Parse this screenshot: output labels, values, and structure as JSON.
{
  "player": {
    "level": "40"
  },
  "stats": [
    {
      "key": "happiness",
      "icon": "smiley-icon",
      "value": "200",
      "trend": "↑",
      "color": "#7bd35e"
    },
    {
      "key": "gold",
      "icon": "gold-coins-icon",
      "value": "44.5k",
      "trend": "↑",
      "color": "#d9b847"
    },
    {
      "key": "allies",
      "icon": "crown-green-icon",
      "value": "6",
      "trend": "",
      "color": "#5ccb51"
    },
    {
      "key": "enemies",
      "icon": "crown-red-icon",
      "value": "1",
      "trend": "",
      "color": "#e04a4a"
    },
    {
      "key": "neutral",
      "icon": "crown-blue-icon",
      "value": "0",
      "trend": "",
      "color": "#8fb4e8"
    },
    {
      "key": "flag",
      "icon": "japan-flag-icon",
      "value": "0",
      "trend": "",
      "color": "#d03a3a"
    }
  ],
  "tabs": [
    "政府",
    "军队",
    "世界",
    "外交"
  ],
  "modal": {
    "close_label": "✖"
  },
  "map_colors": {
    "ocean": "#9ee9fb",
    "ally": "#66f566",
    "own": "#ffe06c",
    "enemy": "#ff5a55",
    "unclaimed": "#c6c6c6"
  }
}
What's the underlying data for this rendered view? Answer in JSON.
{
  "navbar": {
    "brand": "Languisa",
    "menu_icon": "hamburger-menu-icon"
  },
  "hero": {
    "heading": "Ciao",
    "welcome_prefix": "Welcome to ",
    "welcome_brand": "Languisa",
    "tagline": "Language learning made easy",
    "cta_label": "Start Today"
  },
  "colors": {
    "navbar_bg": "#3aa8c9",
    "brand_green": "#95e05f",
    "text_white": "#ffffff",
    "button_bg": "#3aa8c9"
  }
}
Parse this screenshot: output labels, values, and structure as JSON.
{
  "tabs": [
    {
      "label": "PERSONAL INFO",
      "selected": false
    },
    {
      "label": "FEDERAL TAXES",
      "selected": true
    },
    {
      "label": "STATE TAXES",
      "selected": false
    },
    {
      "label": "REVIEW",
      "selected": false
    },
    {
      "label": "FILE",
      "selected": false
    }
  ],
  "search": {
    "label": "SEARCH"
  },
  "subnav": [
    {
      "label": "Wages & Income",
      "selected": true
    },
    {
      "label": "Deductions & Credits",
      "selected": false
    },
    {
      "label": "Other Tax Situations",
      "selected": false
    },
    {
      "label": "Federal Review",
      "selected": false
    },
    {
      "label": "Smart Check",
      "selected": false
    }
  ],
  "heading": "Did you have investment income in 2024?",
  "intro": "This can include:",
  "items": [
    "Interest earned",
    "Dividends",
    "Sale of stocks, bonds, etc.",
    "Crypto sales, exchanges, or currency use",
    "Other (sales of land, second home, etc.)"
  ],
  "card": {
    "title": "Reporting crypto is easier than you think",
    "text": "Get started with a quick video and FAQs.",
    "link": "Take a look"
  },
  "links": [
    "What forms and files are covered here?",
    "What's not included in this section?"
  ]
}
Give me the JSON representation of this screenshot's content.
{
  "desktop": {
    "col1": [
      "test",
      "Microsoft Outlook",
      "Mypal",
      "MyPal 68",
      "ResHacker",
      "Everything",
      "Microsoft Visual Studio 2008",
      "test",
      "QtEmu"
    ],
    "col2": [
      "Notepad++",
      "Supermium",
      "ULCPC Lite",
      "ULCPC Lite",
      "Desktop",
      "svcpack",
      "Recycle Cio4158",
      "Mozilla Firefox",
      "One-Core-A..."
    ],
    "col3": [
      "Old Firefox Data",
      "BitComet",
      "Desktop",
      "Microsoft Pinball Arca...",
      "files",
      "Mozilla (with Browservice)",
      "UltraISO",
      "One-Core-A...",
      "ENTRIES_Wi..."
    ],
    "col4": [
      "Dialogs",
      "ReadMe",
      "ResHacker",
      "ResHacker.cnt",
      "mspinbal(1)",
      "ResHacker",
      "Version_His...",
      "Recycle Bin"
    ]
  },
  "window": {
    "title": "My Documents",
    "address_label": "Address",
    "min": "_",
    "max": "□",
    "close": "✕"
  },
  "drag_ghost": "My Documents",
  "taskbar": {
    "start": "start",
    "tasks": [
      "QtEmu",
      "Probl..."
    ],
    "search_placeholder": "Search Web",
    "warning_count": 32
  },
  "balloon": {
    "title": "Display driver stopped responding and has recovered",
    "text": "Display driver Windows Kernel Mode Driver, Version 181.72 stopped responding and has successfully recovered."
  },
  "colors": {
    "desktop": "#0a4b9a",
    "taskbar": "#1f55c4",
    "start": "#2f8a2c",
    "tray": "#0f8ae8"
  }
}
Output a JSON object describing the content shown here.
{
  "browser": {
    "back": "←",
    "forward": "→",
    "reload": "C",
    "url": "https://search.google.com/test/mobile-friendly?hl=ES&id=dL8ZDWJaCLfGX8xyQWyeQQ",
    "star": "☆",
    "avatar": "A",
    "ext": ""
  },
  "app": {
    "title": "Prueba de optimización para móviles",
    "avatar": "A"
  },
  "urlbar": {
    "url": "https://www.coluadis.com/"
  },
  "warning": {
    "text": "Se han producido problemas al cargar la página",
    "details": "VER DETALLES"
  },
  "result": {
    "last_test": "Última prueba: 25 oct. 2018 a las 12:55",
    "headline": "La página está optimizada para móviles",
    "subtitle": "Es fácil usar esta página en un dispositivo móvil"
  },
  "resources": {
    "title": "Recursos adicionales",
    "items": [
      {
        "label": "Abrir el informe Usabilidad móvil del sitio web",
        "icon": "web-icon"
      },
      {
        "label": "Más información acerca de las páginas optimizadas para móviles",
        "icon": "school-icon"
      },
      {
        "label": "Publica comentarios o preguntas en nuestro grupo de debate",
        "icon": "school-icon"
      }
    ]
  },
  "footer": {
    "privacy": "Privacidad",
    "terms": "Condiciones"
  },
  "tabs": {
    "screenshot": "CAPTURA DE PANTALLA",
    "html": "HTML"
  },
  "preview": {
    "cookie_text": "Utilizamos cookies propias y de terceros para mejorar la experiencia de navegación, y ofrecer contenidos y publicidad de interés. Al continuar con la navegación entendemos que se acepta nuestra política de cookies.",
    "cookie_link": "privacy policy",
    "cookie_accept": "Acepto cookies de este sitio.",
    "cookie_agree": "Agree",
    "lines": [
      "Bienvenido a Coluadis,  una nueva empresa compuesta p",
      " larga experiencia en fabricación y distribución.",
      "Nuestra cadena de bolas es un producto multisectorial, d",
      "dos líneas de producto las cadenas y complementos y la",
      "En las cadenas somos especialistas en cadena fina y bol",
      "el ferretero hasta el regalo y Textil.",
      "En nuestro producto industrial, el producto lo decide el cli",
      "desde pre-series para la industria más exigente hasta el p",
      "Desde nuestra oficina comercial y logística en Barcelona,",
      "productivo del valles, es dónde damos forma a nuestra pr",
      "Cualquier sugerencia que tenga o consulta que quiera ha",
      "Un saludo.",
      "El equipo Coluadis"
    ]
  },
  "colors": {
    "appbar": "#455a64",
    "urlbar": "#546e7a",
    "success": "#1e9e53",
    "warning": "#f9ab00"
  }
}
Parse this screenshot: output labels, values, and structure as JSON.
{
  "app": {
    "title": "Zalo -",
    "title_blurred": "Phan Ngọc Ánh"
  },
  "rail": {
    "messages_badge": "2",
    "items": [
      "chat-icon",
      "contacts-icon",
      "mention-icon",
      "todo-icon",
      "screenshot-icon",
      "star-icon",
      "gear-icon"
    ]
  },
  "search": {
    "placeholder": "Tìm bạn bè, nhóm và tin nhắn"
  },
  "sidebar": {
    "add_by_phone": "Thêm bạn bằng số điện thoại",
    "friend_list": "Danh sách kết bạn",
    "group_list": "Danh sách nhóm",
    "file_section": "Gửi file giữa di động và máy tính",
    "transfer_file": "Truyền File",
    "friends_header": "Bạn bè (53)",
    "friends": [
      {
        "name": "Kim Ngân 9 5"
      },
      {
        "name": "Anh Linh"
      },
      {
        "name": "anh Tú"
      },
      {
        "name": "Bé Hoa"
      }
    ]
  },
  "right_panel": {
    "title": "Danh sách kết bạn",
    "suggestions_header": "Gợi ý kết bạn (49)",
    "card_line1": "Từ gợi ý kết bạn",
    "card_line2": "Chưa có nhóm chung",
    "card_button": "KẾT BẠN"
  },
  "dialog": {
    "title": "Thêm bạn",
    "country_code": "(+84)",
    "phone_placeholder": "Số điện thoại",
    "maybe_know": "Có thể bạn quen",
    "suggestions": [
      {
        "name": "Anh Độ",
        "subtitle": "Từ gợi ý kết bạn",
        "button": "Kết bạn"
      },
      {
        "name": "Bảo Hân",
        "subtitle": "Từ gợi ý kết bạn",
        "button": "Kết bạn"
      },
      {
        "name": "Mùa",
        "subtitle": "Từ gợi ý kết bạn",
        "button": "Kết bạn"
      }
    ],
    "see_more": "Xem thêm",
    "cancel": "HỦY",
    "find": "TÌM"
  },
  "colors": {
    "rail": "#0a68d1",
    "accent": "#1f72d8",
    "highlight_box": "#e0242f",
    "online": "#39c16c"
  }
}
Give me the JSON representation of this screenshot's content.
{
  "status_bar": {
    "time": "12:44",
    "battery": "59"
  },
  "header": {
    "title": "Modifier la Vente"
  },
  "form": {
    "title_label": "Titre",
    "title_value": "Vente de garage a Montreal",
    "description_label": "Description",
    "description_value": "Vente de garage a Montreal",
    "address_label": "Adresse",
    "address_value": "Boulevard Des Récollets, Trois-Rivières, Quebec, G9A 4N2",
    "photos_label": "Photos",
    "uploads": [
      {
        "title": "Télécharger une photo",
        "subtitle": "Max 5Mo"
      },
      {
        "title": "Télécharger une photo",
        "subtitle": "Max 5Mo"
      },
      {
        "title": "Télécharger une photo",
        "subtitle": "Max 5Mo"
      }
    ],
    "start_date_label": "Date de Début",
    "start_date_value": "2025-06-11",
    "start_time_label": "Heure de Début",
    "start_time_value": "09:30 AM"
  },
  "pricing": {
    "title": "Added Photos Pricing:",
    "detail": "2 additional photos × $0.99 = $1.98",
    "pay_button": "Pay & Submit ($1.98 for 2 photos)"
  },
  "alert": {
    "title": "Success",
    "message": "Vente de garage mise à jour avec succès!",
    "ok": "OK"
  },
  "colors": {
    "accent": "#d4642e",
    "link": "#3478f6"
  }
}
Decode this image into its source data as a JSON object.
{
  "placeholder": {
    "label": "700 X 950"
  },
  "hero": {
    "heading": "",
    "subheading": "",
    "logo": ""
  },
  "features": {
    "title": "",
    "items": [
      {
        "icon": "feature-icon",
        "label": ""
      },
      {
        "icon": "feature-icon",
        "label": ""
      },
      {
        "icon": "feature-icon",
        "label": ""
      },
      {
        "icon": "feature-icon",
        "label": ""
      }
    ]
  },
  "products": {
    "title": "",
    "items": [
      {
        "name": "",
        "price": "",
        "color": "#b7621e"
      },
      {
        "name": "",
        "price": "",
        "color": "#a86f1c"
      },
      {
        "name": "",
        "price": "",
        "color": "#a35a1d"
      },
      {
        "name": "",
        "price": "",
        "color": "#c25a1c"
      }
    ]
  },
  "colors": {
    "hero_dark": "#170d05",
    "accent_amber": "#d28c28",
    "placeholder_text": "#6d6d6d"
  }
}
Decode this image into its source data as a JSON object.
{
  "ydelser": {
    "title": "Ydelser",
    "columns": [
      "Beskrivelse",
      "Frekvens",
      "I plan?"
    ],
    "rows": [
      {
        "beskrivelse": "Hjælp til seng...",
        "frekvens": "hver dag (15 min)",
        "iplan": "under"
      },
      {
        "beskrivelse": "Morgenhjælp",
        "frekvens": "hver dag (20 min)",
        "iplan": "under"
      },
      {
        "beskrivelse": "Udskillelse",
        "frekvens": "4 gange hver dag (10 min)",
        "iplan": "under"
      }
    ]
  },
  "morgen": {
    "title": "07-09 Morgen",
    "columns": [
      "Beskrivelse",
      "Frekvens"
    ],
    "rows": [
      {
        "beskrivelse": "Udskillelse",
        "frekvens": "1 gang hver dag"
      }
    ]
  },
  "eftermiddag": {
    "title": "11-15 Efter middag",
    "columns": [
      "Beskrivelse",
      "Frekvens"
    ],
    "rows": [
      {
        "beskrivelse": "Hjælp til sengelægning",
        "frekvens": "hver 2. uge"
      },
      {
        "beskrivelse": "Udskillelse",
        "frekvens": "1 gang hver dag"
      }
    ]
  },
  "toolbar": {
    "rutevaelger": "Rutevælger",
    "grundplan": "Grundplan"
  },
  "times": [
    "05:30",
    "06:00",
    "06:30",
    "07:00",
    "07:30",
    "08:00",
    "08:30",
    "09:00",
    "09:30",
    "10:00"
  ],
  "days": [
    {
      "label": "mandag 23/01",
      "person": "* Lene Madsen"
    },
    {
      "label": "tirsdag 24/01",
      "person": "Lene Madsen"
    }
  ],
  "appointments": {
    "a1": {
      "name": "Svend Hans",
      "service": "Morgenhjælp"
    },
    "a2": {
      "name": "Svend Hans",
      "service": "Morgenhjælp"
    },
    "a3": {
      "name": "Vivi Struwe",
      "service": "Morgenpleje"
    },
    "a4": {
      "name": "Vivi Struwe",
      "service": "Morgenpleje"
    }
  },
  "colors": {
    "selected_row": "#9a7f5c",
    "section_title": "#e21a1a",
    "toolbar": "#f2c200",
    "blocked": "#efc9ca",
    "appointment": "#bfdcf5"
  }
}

# Task brief:
Reply with nothing except the number of lines in the listing above that include "Mozilla".

# Task result:
2